++++ Data rows ++++

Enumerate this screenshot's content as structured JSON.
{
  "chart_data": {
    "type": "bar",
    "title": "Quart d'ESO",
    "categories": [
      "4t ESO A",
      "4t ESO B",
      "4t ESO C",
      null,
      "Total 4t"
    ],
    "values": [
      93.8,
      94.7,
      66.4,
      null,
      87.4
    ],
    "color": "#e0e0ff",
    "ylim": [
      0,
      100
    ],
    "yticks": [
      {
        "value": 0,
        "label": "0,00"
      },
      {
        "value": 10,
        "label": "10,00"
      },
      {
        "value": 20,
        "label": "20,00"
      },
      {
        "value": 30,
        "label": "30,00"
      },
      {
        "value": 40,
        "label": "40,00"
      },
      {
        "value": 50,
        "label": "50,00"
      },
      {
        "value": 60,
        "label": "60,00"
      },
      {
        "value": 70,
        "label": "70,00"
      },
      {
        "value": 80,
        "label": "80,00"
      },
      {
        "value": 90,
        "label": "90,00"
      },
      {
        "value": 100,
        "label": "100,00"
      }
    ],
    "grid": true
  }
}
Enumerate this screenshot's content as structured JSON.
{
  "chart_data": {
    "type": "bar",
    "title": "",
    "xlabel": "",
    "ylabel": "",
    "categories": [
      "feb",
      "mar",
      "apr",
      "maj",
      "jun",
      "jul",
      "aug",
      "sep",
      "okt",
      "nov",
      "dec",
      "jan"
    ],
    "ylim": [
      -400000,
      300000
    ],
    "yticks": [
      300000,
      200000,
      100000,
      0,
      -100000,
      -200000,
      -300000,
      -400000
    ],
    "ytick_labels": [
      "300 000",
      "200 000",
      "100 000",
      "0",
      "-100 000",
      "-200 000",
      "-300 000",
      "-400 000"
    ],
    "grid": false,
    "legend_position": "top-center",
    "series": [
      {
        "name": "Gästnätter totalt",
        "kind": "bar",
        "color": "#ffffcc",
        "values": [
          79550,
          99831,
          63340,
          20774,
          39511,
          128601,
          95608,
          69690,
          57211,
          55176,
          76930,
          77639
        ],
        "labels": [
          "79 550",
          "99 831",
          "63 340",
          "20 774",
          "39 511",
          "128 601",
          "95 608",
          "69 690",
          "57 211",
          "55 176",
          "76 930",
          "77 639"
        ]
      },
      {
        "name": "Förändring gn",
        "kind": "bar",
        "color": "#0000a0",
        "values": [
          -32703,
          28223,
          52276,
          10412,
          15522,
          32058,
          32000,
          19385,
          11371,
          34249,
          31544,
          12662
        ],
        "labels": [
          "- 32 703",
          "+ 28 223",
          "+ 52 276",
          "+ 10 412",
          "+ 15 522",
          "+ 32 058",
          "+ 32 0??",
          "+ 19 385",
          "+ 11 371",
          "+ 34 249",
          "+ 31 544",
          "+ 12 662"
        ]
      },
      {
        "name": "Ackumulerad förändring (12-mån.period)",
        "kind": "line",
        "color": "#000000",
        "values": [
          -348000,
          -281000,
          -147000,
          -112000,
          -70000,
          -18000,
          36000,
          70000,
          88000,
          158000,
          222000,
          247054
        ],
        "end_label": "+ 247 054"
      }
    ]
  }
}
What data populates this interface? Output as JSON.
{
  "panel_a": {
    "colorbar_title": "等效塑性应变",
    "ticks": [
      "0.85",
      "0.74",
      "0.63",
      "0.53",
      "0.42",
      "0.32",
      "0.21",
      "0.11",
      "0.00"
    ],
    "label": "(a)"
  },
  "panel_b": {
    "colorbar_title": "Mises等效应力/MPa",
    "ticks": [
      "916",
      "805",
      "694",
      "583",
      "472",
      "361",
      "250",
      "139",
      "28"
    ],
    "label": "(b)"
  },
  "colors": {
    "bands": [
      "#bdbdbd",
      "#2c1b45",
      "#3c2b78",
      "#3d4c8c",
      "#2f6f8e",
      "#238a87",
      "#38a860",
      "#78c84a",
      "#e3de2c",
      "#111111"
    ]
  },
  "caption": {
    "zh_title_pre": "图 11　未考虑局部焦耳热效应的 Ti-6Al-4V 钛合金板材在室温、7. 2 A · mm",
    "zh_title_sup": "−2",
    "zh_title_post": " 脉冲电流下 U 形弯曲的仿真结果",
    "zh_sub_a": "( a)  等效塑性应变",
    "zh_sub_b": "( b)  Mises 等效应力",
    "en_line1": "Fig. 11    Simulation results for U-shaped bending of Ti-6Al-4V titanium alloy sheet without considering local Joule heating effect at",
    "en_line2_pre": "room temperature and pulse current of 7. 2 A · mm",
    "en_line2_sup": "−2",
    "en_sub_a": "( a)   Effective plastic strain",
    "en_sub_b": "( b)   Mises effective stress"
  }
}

++++

Everything from the line containing "What data populates" through the final line of the listing, inclusive, must be reproduced exactly; leave out the rest.

What data populates this interface? Output as JSON.
{
  "panel_a": {
    "colorbar_title": "等效塑性应变",
    "ticks": [
      "0.85",
      "0.74",
      "0.63",
      "0.53",
      "0.42",
      "0.32",
      "0.21",
      "0.11",
      "0.00"
    ],
    "label": "(a)"
  },
  "panel_b": {
    "colorbar_title": "Mises等效应力/MPa",
    "ticks": [
      "916",
      "805",
      "694",
      "583",
      "472",
      "361",
      "250",
      "139",
      "28"
    ],
    "label": "(b)"
  },
  "colors": {
    "bands": [
      "#bdbdbd",
      "#2c1b45",
      "#3c2b78",
      "#3d4c8c",
      "#2f6f8e",
      "#238a87",
      "#38a860",
      "#78c84a",
      "#e3de2c",
      "#111111"
    ]
  },
  "caption": {
    "zh_title_pre": "图 11　未考虑局部焦耳热效应的 Ti-6Al-4V 钛合金板材在室温、7. 2 A · mm",
    "zh_title_sup": "−2",
    "zh_title_post": " 脉冲电流下 U 形弯曲的仿真结果",
    "zh_sub_a": "( a)  等效塑性应变",
    "zh_sub_b": "( b)  Mises 等效应力",
    "en_line1": "Fig. 11    Simulation results for U-shaped bending of Ti-6Al-4V titanium alloy sheet without considering local Joule heating effect at",
    "en_line2_pre": "room temperature and pulse current of 7. 2 A · mm",
    "en_line2_sup": "−2",
    "en_sub_a": "( a)   Effective plastic strain",
    "en_sub_b": "( b)   Mises effective stress"
  }
}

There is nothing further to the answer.